For their part, the Latin American representatives of Gender CC - Women for Climate Justice, made an analysis of the gender impacts of climate change in Bolivian and Colombian communities. Perhaps their most important contribution was the analysis of the impact on women of the false solutions to climate change proposed so far. These false solutions include, among others, increased monoculture tree plantations for agrofuels and carbon sinks and major hydroelectric dams promoted as supposedly clean energy sources. They are false solutions because, from the standpoint of climate they do not attack the true causes and, what is even worse, they will not only aggravate injustices towards the poorest communities but also, as has already been proven, they worsen the lives of women in particular. (4)

The Latin American Feminist Community group, the voice of feminist social movements and organizations, also made a substantial input, making public a Pronouncement that arose from a document presented at one of the workshops. This document was discussed during the workshop and later the discussion was continued in an open space, where it received contributions from indigenous and other women from different countries. The Pronouncement analyzes in detail the concepts of Pachamama (Mother Earth), community, reciprocity, autonomy and climate change. As it is a lengthy document we will only refer to some points related to climate change which we believe to be of substance. (5)

[Data rows]:

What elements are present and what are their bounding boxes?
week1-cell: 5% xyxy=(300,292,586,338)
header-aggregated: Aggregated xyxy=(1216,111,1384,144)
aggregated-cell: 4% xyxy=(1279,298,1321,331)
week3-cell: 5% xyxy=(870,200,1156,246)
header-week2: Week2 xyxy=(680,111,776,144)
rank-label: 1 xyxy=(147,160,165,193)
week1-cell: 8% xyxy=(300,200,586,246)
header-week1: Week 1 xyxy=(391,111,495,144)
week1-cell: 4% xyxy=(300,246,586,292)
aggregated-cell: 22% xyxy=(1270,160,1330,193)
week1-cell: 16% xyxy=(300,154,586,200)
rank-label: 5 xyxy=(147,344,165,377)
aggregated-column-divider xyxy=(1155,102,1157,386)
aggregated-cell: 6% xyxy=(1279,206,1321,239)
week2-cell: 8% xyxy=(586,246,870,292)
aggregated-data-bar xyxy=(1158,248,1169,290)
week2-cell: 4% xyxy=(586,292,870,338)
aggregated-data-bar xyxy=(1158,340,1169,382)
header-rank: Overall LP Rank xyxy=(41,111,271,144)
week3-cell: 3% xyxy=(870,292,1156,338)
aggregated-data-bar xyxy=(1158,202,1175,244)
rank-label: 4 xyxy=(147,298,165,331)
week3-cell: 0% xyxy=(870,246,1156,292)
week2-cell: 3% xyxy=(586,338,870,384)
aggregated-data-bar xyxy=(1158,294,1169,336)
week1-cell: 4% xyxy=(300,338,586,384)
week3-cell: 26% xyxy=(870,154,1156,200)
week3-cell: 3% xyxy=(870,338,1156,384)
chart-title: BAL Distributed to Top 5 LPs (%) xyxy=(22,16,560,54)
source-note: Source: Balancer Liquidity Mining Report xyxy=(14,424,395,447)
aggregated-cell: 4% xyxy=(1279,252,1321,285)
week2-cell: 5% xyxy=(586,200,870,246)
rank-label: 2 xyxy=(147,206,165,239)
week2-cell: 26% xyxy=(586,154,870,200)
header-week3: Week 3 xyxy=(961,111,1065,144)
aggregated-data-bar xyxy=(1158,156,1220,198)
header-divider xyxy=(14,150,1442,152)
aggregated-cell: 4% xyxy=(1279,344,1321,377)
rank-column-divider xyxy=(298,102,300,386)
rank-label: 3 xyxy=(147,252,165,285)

[Problem details]:
Please answer these questions about the passage on gender and climate change:
1. In which two countries' communities did the Gender CC representatives study gender impacts?
2. Which two false solutions to climate change does the passage name?
3. What concepts does the Pronouncement analyze in detail?
You can answer without the items.

[Answer to this task]:
1. Bolivia and Colombia.
2. Increased monoculture tree plantations for agrofuels and carbon sinks, and major hydroelectric dams.
3. Pachamama (Mother Earth), community, reciprocity, autonomy and climate change.